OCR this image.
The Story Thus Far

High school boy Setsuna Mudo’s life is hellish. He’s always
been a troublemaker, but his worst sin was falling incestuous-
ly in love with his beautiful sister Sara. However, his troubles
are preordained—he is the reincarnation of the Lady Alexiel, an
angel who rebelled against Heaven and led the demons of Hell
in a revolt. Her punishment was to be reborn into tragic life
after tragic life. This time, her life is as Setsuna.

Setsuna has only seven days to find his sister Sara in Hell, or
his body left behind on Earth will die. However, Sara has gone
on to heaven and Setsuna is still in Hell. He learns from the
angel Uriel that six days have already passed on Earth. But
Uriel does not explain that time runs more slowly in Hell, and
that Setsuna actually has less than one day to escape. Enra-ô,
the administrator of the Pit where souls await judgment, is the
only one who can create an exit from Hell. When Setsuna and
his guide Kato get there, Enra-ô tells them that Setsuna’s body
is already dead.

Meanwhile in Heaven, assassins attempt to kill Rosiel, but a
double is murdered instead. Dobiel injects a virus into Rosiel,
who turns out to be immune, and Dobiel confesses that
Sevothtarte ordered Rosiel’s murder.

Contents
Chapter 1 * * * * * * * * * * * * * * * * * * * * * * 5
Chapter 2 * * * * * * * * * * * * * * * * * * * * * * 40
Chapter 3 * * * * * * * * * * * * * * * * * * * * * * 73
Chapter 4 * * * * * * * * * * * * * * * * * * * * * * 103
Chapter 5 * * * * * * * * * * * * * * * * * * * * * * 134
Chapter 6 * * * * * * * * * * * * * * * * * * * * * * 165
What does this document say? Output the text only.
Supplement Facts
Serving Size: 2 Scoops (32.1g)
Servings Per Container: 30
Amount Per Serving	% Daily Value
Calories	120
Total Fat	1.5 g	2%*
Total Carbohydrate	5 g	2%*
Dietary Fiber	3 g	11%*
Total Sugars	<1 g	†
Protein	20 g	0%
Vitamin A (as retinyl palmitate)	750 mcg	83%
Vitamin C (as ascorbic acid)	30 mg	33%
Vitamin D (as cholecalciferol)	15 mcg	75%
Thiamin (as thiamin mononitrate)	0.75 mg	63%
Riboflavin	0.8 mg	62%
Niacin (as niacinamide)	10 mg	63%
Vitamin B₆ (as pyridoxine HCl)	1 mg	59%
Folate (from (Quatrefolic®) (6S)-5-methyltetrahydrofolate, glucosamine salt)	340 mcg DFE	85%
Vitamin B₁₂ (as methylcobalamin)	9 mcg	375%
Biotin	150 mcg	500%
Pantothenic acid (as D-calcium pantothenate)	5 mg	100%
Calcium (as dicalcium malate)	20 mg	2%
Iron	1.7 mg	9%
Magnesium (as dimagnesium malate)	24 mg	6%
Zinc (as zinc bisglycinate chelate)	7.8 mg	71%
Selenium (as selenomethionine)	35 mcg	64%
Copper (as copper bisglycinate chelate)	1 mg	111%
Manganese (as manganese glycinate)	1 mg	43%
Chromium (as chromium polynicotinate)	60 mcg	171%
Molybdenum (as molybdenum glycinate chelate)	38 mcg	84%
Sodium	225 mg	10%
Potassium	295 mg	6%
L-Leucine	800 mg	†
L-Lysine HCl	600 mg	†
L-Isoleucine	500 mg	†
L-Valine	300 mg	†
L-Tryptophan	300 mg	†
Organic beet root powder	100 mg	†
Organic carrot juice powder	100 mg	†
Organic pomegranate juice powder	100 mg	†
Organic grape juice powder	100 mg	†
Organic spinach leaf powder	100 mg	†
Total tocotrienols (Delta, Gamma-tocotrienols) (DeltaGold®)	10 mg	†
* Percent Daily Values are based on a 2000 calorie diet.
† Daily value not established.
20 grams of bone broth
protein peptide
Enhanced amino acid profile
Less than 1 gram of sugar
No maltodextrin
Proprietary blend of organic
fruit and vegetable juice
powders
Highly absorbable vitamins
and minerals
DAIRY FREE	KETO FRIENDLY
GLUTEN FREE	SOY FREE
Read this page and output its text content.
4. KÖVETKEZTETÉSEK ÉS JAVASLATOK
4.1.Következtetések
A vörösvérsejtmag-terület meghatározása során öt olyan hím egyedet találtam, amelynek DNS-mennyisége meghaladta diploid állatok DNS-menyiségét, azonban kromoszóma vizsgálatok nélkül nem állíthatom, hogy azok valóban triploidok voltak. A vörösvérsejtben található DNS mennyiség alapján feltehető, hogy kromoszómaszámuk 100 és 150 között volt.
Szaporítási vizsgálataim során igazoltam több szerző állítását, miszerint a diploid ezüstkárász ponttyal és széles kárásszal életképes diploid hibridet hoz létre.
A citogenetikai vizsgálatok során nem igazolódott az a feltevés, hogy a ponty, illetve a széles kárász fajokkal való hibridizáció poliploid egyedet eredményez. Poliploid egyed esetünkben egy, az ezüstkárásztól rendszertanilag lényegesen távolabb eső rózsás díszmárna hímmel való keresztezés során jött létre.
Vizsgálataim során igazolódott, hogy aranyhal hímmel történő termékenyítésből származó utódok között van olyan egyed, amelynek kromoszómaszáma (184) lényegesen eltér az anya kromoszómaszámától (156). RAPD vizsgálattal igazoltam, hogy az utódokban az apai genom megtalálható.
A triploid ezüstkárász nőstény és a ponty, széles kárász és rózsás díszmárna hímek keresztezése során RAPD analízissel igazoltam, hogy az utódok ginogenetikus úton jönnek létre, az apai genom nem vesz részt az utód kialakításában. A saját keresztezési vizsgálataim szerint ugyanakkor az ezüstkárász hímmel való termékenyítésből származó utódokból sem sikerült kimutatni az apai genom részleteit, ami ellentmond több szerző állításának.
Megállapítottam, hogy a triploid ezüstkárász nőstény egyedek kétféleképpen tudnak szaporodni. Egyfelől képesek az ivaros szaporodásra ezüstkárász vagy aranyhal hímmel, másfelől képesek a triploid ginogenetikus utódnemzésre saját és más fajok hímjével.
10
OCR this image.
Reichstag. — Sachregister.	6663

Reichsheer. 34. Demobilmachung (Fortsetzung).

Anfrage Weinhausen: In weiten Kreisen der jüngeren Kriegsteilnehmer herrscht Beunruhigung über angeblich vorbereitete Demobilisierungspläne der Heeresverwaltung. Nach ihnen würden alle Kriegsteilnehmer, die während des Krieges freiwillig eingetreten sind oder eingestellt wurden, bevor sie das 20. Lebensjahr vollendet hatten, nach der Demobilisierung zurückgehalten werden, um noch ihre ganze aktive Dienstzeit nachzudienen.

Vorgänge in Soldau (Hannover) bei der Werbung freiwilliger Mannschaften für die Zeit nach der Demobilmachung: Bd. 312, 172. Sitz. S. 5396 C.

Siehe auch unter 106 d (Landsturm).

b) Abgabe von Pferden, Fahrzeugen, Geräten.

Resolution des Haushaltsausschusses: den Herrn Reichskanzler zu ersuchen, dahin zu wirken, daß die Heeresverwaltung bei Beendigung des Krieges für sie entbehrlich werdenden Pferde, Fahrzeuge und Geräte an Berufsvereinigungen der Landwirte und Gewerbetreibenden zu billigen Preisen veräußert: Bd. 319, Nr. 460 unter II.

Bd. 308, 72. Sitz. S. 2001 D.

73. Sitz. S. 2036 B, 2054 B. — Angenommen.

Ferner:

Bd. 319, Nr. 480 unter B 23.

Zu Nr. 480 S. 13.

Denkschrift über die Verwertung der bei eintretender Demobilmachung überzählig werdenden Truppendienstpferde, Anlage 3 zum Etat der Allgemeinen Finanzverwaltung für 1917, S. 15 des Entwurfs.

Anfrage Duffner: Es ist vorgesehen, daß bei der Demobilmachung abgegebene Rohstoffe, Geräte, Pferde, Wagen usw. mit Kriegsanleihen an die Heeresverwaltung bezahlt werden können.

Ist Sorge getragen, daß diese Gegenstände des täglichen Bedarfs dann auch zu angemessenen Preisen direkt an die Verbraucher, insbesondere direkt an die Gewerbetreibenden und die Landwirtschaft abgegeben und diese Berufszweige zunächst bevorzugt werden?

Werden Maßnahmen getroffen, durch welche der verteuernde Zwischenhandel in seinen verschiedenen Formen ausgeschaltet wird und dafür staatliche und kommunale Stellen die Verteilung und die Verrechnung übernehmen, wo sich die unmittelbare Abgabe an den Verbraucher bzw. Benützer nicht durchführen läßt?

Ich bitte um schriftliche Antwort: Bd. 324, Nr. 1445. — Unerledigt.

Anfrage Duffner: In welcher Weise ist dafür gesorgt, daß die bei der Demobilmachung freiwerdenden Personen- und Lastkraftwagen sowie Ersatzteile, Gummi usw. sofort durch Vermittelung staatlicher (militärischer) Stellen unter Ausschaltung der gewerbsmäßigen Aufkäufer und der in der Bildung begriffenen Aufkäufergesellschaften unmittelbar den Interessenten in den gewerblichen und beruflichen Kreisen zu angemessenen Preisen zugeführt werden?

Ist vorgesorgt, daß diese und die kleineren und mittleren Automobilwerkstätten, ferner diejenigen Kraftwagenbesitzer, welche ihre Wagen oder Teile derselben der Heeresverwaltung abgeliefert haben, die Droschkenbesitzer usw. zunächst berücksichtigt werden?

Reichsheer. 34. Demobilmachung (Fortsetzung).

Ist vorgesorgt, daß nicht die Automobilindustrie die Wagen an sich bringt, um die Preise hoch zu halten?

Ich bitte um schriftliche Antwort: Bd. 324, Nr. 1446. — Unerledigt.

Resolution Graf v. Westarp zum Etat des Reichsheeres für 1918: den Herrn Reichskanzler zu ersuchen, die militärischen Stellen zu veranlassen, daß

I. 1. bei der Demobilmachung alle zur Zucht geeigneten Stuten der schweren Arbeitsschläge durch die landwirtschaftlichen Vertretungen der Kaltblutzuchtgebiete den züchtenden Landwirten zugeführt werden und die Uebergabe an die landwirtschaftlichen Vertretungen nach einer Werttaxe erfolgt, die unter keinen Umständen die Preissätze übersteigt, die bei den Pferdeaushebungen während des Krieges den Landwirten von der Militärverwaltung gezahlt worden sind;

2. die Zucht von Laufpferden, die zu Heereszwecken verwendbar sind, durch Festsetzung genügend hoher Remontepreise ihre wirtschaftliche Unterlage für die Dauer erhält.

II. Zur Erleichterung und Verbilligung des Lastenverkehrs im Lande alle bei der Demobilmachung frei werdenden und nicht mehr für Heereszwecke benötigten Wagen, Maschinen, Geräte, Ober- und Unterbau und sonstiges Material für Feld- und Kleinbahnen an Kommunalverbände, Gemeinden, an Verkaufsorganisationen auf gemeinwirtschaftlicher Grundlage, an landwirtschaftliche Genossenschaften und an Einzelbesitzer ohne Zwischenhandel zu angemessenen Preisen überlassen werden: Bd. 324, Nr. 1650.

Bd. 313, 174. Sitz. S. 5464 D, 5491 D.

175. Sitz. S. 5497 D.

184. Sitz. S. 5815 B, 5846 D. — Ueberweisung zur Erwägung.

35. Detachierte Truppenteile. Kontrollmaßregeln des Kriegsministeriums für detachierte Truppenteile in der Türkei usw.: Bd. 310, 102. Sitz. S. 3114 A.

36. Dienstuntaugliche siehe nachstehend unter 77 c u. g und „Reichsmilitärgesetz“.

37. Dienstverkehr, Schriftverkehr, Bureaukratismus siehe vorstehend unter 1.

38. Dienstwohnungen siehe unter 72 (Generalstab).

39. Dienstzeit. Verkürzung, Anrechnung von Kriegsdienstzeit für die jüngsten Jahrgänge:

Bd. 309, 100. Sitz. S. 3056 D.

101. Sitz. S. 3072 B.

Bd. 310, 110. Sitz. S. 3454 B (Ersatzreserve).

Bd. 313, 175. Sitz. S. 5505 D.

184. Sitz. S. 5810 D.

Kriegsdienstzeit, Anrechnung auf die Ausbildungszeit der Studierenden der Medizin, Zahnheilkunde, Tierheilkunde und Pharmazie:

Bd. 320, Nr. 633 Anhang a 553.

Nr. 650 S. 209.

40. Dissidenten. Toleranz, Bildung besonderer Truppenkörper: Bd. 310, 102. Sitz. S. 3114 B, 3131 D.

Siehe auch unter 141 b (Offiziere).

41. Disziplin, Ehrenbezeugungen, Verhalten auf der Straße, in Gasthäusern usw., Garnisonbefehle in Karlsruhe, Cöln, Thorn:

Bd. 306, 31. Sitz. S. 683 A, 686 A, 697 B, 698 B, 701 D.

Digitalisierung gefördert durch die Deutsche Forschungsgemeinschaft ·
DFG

* [Task brief]
Show, from the listing above, each line that contains the word "ponty".

* [Result for this task]
A citogenetikai vizsgálatok során nem igazolódott az a feltevés, hogy a ponty, illetve a széles kárász fajokkal való hibridizáció poliploid egyedet eredményez. Poliploid egyed esetünkben egy, az ezüstkárásztól rendszertanilag lényegesen távolabb eső rózsás díszmárna hímmel való keresztezés során jött létre.
A triploid ezüstkárász nőstény és a ponty, széles kárász és rózsás díszmárna hímek keresztezése során RAPD analízissel igazoltam, hogy az utódok ginogenetikus úton jönnek létre, az apai genom nem vesz részt az utód kialakításában. A saját keresztezési vizsgálataim szerint ugyanakkor az ezüstkárász hímmel való termékenyítésből származó utódokból sem sikerült kimutatni az apai genom részleteit, ami ellentmond több szerző állításának.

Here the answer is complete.